MATERIAL PROVIDED:
## Begin

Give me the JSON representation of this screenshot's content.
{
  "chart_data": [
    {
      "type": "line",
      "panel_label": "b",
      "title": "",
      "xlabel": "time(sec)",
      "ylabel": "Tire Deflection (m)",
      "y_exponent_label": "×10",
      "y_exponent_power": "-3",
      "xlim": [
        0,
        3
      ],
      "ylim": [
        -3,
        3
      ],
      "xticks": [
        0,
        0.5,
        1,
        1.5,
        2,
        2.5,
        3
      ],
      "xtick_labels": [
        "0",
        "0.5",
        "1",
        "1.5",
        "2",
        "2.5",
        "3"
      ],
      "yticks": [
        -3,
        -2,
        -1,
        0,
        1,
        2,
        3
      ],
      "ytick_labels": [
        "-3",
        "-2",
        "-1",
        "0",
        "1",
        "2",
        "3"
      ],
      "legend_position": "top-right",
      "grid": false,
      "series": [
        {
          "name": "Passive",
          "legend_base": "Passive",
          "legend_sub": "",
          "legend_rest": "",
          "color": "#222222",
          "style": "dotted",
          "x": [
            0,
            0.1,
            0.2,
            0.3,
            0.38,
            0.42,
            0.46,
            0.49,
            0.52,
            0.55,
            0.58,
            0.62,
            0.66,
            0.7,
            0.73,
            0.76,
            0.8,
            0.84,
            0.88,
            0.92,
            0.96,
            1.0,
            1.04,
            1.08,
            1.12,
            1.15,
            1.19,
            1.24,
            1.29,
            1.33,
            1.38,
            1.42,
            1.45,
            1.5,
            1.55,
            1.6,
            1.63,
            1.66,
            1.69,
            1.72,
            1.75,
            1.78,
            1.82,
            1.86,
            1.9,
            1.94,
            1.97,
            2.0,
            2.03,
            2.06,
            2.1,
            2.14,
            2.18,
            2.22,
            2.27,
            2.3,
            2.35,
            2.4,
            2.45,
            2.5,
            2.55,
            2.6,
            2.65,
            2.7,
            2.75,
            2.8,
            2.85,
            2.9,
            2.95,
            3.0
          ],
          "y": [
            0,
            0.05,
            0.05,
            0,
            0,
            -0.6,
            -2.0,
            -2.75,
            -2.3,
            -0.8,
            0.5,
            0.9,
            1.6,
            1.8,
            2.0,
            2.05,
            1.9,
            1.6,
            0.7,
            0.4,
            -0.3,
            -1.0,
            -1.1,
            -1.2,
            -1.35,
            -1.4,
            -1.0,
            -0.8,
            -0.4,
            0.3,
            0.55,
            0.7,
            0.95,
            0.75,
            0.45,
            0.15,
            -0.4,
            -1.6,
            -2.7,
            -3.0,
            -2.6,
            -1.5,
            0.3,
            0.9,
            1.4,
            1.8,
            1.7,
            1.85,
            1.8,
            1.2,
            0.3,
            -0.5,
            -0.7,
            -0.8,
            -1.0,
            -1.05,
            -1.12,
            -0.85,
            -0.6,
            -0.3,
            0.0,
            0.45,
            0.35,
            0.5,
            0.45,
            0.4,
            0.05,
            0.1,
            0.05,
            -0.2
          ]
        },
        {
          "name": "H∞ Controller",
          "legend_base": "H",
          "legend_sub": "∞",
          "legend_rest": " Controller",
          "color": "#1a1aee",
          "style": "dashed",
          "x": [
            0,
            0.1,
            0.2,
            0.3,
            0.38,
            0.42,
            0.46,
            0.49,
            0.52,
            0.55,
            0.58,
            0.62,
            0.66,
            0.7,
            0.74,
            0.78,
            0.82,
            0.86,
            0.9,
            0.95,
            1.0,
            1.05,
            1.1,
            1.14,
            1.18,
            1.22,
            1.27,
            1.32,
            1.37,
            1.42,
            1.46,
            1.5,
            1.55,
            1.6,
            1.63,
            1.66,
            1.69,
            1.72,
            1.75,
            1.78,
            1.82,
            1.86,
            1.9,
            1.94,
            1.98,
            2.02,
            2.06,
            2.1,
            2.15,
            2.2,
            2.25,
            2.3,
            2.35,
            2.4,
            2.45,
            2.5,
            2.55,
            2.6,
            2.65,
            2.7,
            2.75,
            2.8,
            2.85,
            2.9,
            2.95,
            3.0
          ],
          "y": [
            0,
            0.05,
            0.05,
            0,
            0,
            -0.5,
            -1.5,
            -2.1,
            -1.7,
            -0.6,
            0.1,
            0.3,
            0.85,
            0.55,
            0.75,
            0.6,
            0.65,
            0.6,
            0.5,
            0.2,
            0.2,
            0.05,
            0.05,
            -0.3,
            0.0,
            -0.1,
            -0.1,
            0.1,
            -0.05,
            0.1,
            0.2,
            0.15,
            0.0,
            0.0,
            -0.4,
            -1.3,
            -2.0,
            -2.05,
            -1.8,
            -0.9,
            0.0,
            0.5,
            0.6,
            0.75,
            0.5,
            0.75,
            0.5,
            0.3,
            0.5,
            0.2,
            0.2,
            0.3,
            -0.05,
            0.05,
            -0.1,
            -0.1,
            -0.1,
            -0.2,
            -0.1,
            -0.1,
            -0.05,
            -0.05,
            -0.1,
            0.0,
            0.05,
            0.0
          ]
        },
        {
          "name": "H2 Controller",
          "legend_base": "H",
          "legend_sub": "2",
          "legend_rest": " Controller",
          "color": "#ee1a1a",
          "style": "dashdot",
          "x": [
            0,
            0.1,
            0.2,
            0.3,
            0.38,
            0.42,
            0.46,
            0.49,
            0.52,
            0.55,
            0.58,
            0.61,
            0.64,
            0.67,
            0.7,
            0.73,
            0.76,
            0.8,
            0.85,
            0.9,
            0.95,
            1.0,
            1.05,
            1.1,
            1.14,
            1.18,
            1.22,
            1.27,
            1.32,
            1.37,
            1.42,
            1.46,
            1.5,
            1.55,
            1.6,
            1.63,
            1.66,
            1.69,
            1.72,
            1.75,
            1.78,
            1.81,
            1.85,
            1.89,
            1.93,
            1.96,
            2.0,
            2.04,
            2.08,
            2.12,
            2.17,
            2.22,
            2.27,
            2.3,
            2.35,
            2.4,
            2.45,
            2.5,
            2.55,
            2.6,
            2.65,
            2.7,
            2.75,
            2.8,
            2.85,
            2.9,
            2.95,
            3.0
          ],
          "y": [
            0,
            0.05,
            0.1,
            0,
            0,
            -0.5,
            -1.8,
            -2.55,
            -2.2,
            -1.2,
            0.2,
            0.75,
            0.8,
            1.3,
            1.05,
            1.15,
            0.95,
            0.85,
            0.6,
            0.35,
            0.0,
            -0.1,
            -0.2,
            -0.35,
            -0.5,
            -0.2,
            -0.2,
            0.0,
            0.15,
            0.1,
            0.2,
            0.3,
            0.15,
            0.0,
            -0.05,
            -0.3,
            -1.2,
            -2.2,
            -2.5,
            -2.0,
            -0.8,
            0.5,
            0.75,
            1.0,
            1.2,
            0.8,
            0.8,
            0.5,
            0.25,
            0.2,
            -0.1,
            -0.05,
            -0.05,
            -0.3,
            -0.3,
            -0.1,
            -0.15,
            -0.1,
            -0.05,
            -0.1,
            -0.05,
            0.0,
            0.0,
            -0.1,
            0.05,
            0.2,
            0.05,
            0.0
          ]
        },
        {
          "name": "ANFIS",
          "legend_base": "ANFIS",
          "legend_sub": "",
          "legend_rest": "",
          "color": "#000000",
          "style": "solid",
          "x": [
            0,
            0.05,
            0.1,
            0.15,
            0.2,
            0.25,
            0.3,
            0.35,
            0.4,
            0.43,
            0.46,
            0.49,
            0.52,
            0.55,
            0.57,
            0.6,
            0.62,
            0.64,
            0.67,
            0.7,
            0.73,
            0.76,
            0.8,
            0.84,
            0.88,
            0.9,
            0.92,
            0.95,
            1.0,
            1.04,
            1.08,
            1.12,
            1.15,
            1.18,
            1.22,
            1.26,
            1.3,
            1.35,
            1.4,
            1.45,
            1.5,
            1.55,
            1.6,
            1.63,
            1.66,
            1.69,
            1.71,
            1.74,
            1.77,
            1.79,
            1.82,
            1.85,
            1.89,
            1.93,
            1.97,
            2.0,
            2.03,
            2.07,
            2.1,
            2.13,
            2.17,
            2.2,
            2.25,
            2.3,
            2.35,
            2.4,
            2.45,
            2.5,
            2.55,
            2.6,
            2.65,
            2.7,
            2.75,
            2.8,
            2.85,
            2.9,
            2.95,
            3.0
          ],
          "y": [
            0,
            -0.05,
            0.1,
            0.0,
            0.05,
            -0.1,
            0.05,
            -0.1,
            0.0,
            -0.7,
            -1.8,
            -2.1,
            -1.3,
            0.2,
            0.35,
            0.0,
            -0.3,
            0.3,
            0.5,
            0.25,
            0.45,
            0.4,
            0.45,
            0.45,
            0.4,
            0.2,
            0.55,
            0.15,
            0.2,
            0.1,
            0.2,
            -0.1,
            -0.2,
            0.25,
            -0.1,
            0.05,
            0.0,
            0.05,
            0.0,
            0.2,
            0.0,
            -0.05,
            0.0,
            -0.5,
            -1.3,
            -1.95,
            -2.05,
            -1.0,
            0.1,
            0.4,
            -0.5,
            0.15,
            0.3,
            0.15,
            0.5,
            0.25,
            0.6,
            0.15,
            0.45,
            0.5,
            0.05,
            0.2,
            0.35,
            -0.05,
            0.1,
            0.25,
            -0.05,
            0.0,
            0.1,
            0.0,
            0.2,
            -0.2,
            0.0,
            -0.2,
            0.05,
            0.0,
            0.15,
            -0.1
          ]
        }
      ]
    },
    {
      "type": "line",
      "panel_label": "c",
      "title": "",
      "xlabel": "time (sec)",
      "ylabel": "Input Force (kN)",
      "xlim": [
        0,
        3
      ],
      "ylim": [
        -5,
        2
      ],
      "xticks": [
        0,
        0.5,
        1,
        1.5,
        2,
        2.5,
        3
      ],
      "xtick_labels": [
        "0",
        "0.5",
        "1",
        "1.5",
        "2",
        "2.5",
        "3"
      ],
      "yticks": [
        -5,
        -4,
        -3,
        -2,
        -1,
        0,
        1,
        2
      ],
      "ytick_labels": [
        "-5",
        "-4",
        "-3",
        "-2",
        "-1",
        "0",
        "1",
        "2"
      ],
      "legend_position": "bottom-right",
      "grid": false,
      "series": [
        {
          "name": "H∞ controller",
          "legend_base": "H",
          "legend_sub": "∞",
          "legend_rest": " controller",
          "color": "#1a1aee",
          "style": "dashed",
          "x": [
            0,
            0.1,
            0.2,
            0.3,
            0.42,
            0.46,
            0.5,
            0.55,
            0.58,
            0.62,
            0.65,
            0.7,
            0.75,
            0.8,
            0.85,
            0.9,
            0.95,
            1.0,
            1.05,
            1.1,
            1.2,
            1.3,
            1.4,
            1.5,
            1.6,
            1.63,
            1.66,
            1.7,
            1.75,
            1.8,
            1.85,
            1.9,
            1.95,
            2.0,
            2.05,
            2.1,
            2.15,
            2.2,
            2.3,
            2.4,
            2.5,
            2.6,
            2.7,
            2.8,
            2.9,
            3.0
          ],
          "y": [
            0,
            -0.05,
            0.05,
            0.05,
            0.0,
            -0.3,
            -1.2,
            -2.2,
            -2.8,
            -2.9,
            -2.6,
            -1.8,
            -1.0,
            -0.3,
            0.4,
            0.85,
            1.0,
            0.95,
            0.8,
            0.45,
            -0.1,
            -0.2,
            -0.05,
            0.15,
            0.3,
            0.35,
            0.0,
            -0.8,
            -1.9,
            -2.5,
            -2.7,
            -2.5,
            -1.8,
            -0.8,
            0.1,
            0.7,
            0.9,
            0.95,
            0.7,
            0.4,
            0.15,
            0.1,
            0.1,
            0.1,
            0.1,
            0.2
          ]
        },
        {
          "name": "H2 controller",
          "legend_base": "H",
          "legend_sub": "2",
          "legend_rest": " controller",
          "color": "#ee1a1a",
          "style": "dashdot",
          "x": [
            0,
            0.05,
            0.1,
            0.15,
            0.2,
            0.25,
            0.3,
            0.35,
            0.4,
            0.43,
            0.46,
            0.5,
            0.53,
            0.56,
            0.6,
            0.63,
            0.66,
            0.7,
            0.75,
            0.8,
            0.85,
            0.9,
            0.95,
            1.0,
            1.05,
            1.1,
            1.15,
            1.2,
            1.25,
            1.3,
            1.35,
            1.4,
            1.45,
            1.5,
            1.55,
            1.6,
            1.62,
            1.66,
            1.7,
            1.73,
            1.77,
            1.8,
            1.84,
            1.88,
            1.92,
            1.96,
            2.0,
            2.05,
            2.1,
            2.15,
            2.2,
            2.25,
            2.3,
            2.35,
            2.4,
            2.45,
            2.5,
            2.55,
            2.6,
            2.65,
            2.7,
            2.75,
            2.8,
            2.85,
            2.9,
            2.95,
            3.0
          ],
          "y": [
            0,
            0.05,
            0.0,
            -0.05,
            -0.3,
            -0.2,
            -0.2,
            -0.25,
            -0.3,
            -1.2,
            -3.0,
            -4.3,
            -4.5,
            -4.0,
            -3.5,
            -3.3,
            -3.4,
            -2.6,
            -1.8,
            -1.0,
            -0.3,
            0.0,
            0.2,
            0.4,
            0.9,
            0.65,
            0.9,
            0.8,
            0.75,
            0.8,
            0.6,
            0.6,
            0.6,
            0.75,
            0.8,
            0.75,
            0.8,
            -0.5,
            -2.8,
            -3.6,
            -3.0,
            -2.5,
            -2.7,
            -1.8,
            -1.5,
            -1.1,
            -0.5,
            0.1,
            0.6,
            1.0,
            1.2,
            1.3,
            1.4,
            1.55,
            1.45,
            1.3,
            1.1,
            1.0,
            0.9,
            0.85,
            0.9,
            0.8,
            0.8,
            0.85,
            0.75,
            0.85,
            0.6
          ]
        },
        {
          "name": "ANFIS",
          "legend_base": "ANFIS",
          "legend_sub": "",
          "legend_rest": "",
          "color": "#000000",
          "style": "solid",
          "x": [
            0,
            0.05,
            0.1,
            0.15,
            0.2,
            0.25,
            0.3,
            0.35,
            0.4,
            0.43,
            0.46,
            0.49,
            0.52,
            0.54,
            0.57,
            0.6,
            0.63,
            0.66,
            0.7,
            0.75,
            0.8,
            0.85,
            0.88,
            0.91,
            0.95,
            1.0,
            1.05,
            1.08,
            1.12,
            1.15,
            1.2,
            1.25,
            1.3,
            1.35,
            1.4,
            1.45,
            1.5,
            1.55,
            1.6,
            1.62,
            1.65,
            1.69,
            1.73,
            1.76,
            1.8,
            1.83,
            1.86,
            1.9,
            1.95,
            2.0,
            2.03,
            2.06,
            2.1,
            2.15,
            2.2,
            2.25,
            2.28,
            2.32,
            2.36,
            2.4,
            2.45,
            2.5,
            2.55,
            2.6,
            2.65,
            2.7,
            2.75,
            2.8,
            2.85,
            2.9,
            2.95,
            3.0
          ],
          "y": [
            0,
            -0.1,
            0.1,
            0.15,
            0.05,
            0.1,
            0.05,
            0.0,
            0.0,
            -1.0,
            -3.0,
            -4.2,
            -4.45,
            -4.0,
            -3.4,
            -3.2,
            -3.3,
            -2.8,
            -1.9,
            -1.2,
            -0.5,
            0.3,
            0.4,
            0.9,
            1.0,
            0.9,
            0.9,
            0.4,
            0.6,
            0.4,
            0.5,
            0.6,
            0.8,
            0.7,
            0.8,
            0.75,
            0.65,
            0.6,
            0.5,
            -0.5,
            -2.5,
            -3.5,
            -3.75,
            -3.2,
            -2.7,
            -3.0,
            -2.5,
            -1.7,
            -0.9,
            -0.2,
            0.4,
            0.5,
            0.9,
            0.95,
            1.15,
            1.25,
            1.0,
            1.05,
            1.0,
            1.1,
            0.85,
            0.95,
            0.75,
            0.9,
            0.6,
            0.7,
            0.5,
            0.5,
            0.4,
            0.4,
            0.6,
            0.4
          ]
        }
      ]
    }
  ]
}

## End

WHAT IS BEING ASKED:
State the count of lines with the word "right" in them, and write nothing else.

IN RESPONSE:
2